• _THE PROBLEM_: Search the listing below for the string "heading" and copy every line where it occurs.

• _INPUT ROWS_:
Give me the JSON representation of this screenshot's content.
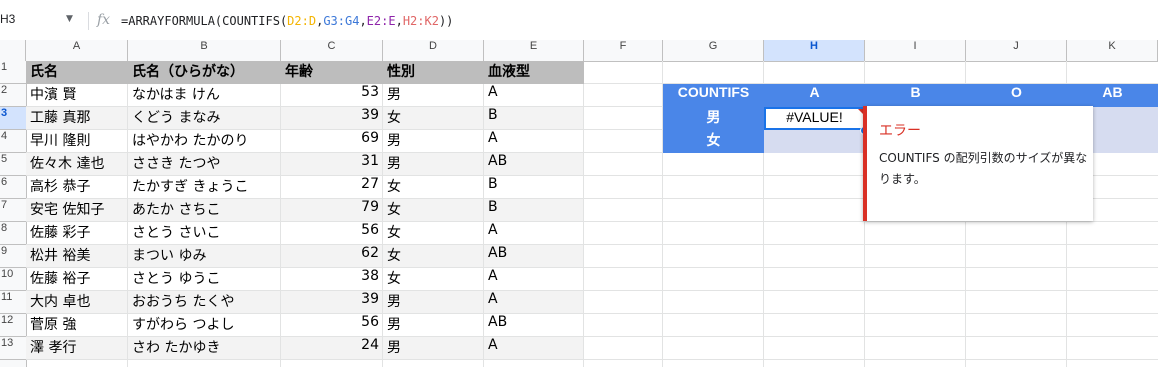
{
  "formula_bar": {
    "name_box": "H3",
    "fx": "fx",
    "formula_parts": [
      "=ARRAYFORMULA(COUNTIFS(",
      "D2:D",
      ",",
      "G3:G4",
      ",",
      "E2:E",
      ",",
      "H2:K2",
      "))"
    ]
  },
  "columns": [
    "A",
    "B",
    "C",
    "D",
    "E",
    "F",
    "G",
    "H",
    "I",
    "J",
    "K"
  ],
  "rows": [
    "1",
    "2",
    "3",
    "4",
    "5",
    "6",
    "7",
    "8",
    "9",
    "10",
    "11",
    "12",
    "13"
  ],
  "table": {
    "headers": [
      "氏名",
      "氏名（ひらがな）",
      "年齢",
      "性別",
      "血液型"
    ],
    "rows": [
      [
        "中濱 賢",
        "なかはま けん",
        "53",
        "男",
        "A"
      ],
      [
        "工藤 真那",
        "くどう まなみ",
        "39",
        "女",
        "B"
      ],
      [
        "早川 隆則",
        "はやかわ たかのり",
        "69",
        "男",
        "A"
      ],
      [
        "佐々木 達也",
        "ささき たつや",
        "31",
        "男",
        "AB"
      ],
      [
        "高杉 恭子",
        "たかすぎ きょうこ",
        "27",
        "女",
        "B"
      ],
      [
        "安宅 佐知子",
        "あたか さちこ",
        "79",
        "女",
        "B"
      ],
      [
        "佐藤 彩子",
        "さとう さいこ",
        "56",
        "女",
        "A"
      ],
      [
        "松井 裕美",
        "まつい ゆみ",
        "62",
        "女",
        "AB"
      ],
      [
        "佐藤 裕子",
        "さとう ゆうこ",
        "38",
        "女",
        "A"
      ],
      [
        "大内 卓也",
        "おおうち たくや",
        "39",
        "男",
        "A"
      ],
      [
        "菅原 強",
        "すがわら つよし",
        "56",
        "男",
        "AB"
      ],
      [
        "澤 孝行",
        "さわ たかゆき",
        "24",
        "男",
        "A"
      ]
    ]
  },
  "summary": {
    "corner": "COUNTIFS",
    "col_headers": [
      "A",
      "B",
      "O",
      "AB"
    ],
    "row_labels": [
      "男",
      "女"
    ],
    "active_value": "#VALUE!"
  },
  "error_popup": {
    "title": "エラー",
    "message": "COUNTIFS の配列引数のサイズが異なります。"
  }
}
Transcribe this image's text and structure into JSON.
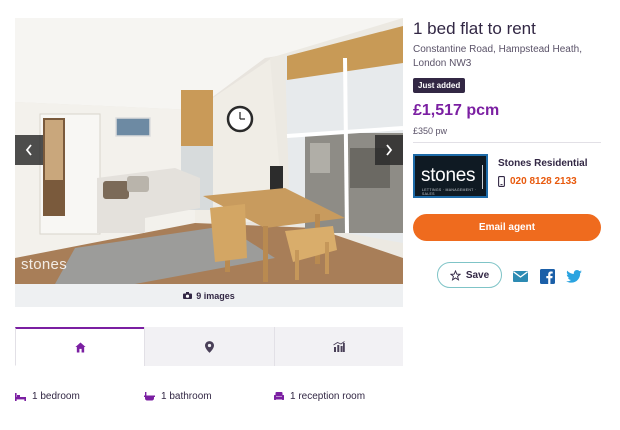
{
  "gallery": {
    "watermark": "stones",
    "image_count_label": "9 images",
    "prev_icon": "chevron-left-icon",
    "next_icon": "chevron-right-icon"
  },
  "listing": {
    "title": "1 bed flat to rent",
    "address": "Constantine Road, Hampstead Heath, London NW3",
    "badge": "Just added",
    "price": "£1,517 pcm",
    "price_weekly": "£350 pw"
  },
  "agent": {
    "logo_word": "stones",
    "logo_tag": "LETTINGS · MANAGEMENT · SALES",
    "name": "Stones Residential",
    "phone": "020 8128 2133",
    "phone_icon": "mobile-phone-icon"
  },
  "actions": {
    "email_label": "Email agent",
    "save_label": "Save",
    "share_icons": [
      "email-icon",
      "facebook-icon",
      "twitter-icon"
    ]
  },
  "tabs": [
    {
      "icon": "home-icon",
      "active": true
    },
    {
      "icon": "map-pin-icon",
      "active": false
    },
    {
      "icon": "chart-icon",
      "active": false
    }
  ],
  "features": {
    "bedrooms": "1 bedroom",
    "bathrooms": "1 bathroom",
    "reception": "1 reception room"
  },
  "colors": {
    "primary_text": "#322744",
    "price": "#7b1fa2",
    "accent_orange": "#ef6b1e",
    "phone": "#e8590c",
    "badge_bg": "#322744",
    "save_border": "#7fc4c7",
    "email_share": "#2d8bb3",
    "facebook": "#1b5fa8",
    "twitter": "#2aa3e0",
    "feature_icon": "#7b1fa2"
  }
}
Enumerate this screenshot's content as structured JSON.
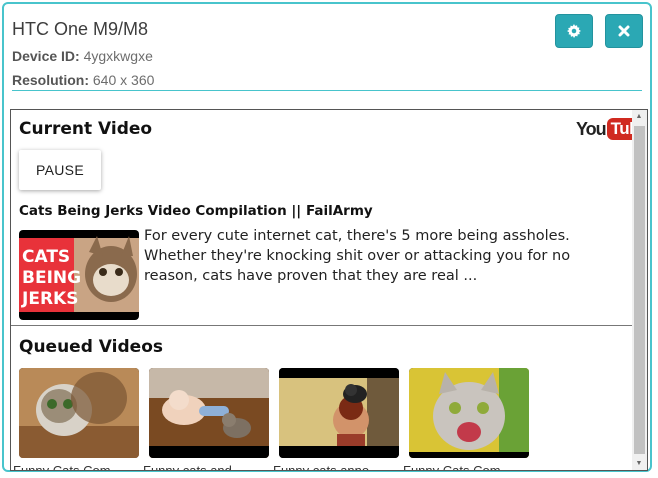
{
  "device": {
    "title": "HTC One M9/M8",
    "id_label": "Device ID:",
    "id_value": "4ygxkwgxe",
    "resolution_label": "Resolution:",
    "resolution_value": "640 x 360"
  },
  "buttons": {
    "settings_icon": "gear-icon",
    "close_icon": "close-icon"
  },
  "current": {
    "heading": "Current Video",
    "logo_you": "You",
    "logo_tube": "Tube",
    "pause_label": "PAUSE",
    "video_title": "Cats Being Jerks Video Compilation || FailArmy",
    "description": "For every cute internet cat, there's 5 more being assholes. Whether they're knocking shit over or attacking you for no reason, cats have proven that they are real ...",
    "thumb_text": [
      "CATS",
      "BEING",
      "JERKS"
    ]
  },
  "queued": {
    "heading": "Queued Videos",
    "items": [
      {
        "label": "Funny Cats Com"
      },
      {
        "label": "Funny cats and"
      },
      {
        "label": "Funny cats anno"
      },
      {
        "label": "Funny Cats Com"
      }
    ]
  },
  "colors": {
    "accent": "#2ba8b4",
    "border": "#48c4cc",
    "youtube_red": "#d02a20"
  }
}
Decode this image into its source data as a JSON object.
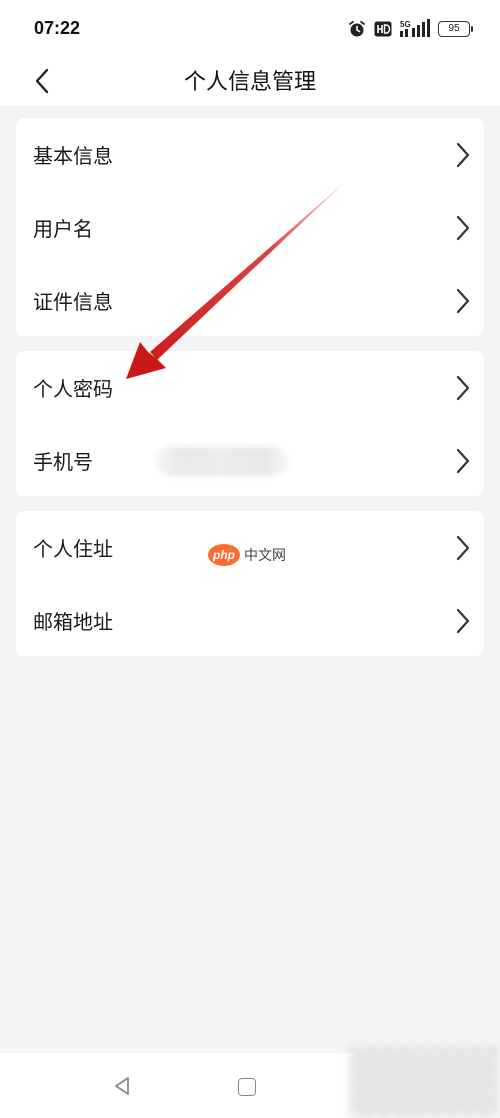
{
  "status_bar": {
    "time": "07:22",
    "icons": [
      "alarm-icon",
      "hd-icon",
      "signal-5g-icon"
    ],
    "battery": "95"
  },
  "header": {
    "title": "个人信息管理",
    "back_icon": "chevron-left-icon"
  },
  "groups": [
    {
      "items": [
        {
          "label": "基本信息"
        },
        {
          "label": "用户名"
        },
        {
          "label": "证件信息"
        }
      ]
    },
    {
      "items": [
        {
          "label": "个人密码"
        },
        {
          "label": "手机号"
        }
      ]
    },
    {
      "items": [
        {
          "label": "个人住址"
        },
        {
          "label": "邮箱地址"
        }
      ]
    }
  ],
  "watermark": {
    "logo": "php",
    "text": "中文网"
  },
  "annotation": {
    "color": "#d42020"
  }
}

• _CORRECT OUTPUT_:
    "heading": "Current Video",
    "heading": "Queued Videos",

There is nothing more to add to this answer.